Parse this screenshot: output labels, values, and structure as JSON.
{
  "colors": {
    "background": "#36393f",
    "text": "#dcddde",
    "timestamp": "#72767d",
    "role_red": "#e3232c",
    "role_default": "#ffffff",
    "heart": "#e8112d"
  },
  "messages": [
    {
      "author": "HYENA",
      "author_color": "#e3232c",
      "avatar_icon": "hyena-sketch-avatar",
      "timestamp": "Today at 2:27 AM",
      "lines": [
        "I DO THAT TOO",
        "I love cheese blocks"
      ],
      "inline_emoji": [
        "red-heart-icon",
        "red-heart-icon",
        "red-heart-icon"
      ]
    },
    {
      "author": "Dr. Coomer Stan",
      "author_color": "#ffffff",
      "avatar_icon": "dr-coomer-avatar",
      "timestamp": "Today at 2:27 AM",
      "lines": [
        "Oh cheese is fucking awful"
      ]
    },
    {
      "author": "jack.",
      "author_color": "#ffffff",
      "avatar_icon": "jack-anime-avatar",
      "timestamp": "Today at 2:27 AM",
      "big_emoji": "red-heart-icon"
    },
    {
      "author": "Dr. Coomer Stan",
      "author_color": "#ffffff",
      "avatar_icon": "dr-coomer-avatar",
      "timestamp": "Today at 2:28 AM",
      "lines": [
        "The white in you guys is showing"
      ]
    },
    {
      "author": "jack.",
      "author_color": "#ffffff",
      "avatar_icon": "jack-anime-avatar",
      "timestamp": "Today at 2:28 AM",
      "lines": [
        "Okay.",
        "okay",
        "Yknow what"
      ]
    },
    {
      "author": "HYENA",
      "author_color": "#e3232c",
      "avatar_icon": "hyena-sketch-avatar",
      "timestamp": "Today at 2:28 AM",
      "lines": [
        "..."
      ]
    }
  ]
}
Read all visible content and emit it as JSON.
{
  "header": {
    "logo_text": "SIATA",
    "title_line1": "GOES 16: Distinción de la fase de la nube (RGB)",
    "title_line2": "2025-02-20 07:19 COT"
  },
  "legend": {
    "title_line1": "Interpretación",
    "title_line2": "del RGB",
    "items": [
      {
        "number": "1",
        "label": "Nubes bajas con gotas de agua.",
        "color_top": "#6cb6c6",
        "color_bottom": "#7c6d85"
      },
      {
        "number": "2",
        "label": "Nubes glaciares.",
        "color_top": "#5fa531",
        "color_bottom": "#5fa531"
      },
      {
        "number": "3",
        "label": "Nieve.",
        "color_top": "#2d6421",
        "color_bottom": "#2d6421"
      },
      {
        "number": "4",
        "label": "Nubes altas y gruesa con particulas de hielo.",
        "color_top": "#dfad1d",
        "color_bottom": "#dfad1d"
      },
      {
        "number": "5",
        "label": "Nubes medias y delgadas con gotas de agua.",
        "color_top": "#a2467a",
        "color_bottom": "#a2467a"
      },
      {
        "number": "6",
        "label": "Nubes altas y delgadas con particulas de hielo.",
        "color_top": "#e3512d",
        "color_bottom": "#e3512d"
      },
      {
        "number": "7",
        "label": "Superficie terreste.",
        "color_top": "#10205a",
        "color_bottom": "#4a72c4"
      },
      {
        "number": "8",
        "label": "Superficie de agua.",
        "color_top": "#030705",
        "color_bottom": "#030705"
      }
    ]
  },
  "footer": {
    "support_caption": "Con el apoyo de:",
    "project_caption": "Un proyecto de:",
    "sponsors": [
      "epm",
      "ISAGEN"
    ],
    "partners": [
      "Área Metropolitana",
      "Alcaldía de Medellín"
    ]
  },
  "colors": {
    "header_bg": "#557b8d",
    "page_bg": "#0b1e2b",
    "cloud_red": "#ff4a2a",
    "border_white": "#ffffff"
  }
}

· · · · · · ·

◆ What you have to do
Each entry is to be returned in full, character for character.

◆ Output for this exercise
Parse this screenshot: output labels, values, and structure as JSON.
{
  "colors": {
    "background": "#36393f",
    "text": "#dcddde",
    "timestamp": "#72767d",
    "role_red": "#e3232c",
    "role_default": "#ffffff",
    "heart": "#e8112d"
  },
  "messages": [
    {
      "author": "HYENA",
      "author_color": "#e3232c",
      "avatar_icon": "hyena-sketch-avatar",
      "timestamp": "Today at 2:27 AM",
      "lines": [
        "I DO THAT TOO",
        "I love cheese blocks"
      ],
      "inline_emoji": [
        "red-heart-icon",
        "red-heart-icon",
        "red-heart-icon"
      ]
    },
    {
      "author": "Dr. Coomer Stan",
      "author_color": "#ffffff",
      "avatar_icon": "dr-coomer-avatar",
      "timestamp": "Today at 2:27 AM",
      "lines": [
        "Oh cheese is fucking awful"
      ]
    },
    {
      "author": "jack.",
      "author_color": "#ffffff",
      "avatar_icon": "jack-anime-avatar",
      "timestamp": "Today at 2:27 AM",
      "big_emoji": "red-heart-icon"
    },
    {
      "author": "Dr. Coomer Stan",
      "author_color": "#ffffff",
      "avatar_icon": "dr-coomer-avatar",
      "timestamp": "Today at 2:28 AM",
      "lines": [
        "The white in you guys is showing"
      ]
    },
    {
      "author": "jack.",
      "author_color": "#ffffff",
      "avatar_icon": "jack-anime-avatar",
      "timestamp": "Today at 2:28 AM",
      "lines": [
        "Okay.",
        "okay",
        "Yknow what"
      ]
    },
    {
      "author": "HYENA",
      "author_color": "#e3232c",
      "avatar_icon": "hyena-sketch-avatar",
      "timestamp": "Today at 2:28 AM",
      "lines": [
        "..."
      ]
    }
  ]
}
Read all visible content and emit it as JSON.
{
  "header": {
    "logo_text": "SIATA",
    "title_line1": "GOES 16: Distinción de la fase de la nube (RGB)",
    "title_line2": "2025-02-20 07:19 COT"
  },
  "legend": {
    "title_line1": "Interpretación",
    "title_line2": "del RGB",
    "items": [
      {
        "number": "1",
        "label": "Nubes bajas con gotas de agua.",
        "color_top": "#6cb6c6",
        "color_bottom": "#7c6d85"
      },
      {
        "number": "2",
        "label": "Nubes glaciares.",
        "color_top": "#5fa531",
        "color_bottom": "#5fa531"
      },
      {
        "number": "3",
        "label": "Nieve.",
        "color_top": "#2d6421",
        "color_bottom": "#2d6421"
      },
      {
        "number": "4",
        "label": "Nubes altas y gruesa con particulas de hielo.",
        "color_top": "#dfad1d",
        "color_bottom": "#dfad1d"
      },
      {
        "number": "5",
        "label": "Nubes medias y delgadas con gotas de agua.",
        "color_top": "#a2467a",
        "color_bottom": "#a2467a"
      },
      {
        "number": "6",
        "label": "Nubes altas y delgadas con particulas de hielo.",
        "color_top": "#e3512d",
        "color_bottom": "#e3512d"
      },
      {
        "number": "7",
        "label": "Superficie terreste.",
        "color_top": "#10205a",
        "color_bottom": "#4a72c4"
      },
      {
        "number": "8",
        "label": "Superficie de agua.",
        "color_top": "#030705",
        "color_bottom": "#030705"
      }
    ]
  },
  "footer": {
    "support_caption": "Con el apoyo de:",
    "project_caption": "Un proyecto de:",
    "sponsors": [
      "epm",
      "ISAGEN"
    ],
    "partners": [
      "Área Metropolitana",
      "Alcaldía de Medellín"
    ]
  },
  "colors": {
    "header_bg": "#557b8d",
    "page_bg": "#0b1e2b",
    "cloud_red": "#ff4a2a",
    "border_white": "#ffffff"
  }
}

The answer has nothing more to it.